● What is asked
Please revise the material from the line containing "221, 77, 235]" through the line containing "262, 339, 277]", putting "Dot" wherever "Point" appears and keeping everything else the same. Return only those lines.

[Bounding box entries]
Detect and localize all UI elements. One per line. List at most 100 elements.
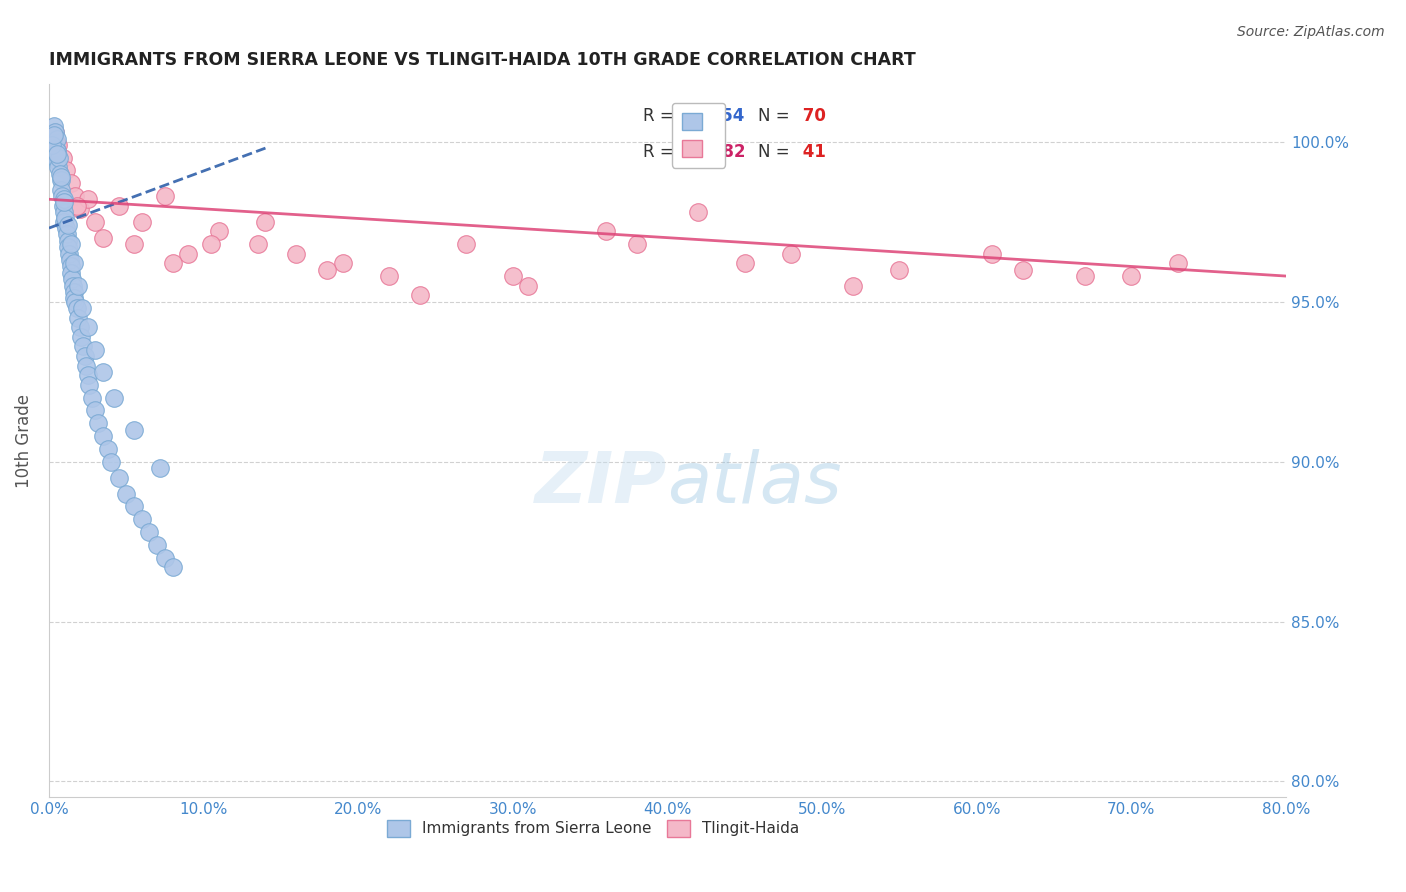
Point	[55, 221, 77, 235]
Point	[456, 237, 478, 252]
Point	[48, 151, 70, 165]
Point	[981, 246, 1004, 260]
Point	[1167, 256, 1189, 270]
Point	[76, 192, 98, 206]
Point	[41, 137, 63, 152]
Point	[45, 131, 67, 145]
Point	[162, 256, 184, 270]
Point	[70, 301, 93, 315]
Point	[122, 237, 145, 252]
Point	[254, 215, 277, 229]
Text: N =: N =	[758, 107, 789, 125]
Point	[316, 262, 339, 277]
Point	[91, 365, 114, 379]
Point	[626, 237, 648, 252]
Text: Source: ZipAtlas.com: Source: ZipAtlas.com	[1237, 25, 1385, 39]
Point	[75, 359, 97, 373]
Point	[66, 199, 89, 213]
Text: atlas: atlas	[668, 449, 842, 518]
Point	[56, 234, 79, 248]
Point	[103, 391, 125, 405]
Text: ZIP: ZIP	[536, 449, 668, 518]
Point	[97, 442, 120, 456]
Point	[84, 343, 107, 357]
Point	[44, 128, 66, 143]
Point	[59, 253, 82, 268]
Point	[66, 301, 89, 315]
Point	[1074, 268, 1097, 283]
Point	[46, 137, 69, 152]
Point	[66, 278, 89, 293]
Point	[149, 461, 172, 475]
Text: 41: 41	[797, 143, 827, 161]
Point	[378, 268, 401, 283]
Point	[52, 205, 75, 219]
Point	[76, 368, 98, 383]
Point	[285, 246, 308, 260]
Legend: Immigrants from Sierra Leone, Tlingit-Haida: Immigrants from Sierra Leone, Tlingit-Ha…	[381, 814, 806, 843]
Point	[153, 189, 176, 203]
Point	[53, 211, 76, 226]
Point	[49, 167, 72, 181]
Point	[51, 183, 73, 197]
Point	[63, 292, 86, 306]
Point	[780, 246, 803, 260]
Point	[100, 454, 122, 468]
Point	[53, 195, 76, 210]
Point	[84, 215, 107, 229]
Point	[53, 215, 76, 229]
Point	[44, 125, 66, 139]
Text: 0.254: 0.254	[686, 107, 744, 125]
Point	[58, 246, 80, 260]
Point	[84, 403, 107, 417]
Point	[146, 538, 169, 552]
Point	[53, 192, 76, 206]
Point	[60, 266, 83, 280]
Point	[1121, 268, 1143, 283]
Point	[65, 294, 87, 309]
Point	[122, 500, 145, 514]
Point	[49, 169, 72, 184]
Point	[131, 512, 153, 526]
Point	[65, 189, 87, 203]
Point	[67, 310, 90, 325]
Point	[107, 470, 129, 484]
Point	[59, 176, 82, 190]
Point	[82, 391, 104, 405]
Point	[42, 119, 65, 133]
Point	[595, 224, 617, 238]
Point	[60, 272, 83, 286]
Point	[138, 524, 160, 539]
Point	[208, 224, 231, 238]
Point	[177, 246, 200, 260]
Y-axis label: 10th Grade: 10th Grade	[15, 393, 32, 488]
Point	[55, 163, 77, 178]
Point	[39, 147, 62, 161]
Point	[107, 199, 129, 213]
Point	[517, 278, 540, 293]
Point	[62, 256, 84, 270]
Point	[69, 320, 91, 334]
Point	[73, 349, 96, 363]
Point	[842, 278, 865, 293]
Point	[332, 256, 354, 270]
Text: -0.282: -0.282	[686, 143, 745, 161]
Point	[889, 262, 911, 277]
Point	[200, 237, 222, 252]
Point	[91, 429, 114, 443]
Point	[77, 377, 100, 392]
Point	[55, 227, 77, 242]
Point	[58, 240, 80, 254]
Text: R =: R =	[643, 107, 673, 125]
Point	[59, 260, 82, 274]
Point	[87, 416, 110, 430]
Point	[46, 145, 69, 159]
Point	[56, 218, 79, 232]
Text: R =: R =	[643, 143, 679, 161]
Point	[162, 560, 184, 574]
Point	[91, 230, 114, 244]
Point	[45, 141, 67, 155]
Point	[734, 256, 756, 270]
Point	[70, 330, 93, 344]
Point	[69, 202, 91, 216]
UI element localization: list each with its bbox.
...
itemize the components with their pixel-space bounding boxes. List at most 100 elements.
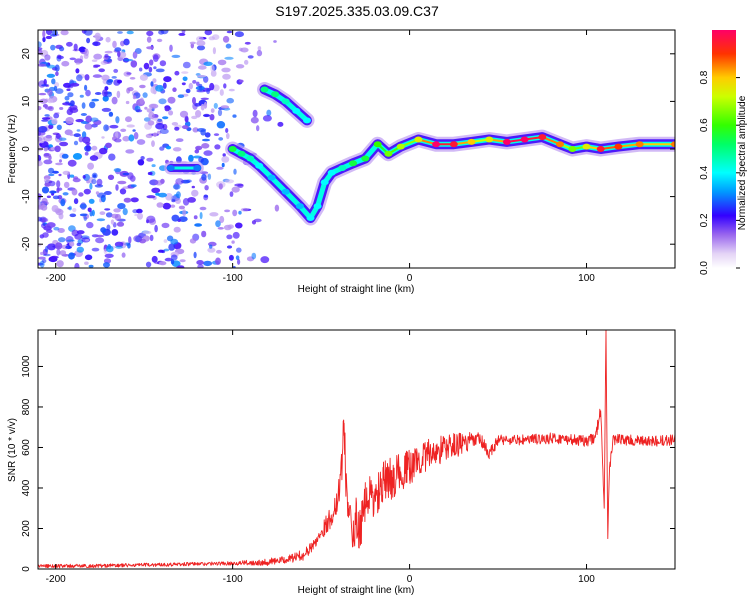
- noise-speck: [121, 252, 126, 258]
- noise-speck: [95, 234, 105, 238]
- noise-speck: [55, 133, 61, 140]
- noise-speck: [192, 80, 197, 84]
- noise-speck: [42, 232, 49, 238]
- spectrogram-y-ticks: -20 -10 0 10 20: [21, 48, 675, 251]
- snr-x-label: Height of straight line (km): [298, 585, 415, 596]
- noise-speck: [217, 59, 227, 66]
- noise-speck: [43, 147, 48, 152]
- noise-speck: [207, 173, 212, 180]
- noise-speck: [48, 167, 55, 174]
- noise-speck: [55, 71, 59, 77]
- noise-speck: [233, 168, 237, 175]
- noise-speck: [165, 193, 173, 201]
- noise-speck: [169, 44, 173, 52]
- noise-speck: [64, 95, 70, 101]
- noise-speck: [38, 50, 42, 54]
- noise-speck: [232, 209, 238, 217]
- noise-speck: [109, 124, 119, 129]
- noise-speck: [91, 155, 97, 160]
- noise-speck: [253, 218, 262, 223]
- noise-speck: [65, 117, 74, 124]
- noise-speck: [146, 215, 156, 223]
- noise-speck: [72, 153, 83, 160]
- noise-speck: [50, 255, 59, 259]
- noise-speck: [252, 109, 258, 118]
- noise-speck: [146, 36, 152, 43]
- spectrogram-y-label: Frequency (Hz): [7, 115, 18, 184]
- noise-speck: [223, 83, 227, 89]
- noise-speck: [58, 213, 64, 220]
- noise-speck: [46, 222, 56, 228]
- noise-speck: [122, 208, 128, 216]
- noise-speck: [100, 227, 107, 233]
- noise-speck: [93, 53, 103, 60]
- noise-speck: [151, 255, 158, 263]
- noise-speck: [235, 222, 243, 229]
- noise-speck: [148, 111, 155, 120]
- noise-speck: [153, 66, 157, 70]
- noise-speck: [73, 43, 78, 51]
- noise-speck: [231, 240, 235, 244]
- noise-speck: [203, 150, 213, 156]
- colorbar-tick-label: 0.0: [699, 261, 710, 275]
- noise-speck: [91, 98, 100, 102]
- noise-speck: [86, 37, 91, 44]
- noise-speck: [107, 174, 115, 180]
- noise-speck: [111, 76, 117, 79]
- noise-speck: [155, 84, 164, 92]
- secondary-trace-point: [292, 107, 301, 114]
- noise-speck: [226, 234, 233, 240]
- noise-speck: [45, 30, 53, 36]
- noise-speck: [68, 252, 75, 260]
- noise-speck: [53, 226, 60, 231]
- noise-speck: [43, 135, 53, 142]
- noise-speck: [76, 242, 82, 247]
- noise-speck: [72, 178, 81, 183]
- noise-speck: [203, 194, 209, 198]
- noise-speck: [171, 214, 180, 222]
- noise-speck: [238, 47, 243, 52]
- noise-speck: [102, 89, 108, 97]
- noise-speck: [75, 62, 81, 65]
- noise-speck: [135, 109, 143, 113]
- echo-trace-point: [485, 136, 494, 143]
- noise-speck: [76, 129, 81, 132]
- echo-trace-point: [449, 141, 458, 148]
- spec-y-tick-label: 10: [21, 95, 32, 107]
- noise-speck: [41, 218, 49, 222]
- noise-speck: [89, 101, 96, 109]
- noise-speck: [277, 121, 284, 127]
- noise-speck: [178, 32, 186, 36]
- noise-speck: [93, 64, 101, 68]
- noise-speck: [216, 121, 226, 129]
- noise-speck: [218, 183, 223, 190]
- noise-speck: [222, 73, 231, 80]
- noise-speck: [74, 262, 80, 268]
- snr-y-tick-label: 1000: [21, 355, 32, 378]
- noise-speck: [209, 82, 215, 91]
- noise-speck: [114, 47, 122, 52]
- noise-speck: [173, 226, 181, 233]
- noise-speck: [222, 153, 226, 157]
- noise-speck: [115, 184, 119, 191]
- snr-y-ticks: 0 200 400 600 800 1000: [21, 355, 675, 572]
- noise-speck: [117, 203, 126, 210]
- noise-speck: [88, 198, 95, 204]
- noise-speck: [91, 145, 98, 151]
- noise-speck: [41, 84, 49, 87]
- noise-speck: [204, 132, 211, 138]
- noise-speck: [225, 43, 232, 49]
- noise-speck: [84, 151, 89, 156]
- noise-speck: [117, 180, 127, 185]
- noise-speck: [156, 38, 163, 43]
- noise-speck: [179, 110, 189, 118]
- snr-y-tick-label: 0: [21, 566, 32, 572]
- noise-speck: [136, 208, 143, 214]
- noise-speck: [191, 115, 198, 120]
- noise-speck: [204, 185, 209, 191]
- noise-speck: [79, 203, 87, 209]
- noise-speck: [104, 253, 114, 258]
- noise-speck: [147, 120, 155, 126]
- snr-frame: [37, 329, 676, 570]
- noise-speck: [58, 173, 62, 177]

● Full output
Dot	[55, 221, 77, 235]
Dot	[456, 237, 478, 252]
Dot	[48, 151, 70, 165]
Dot	[981, 246, 1004, 260]
Dot	[1167, 256, 1189, 270]
Dot	[76, 192, 98, 206]
Dot	[41, 137, 63, 152]
Dot	[45, 131, 67, 145]
Dot	[162, 256, 184, 270]
Dot	[70, 301, 93, 315]
Dot	[122, 237, 145, 252]
Dot	[254, 215, 277, 229]
Text: N =: N =	[758, 107, 789, 125]
Dot	[316, 262, 339, 277]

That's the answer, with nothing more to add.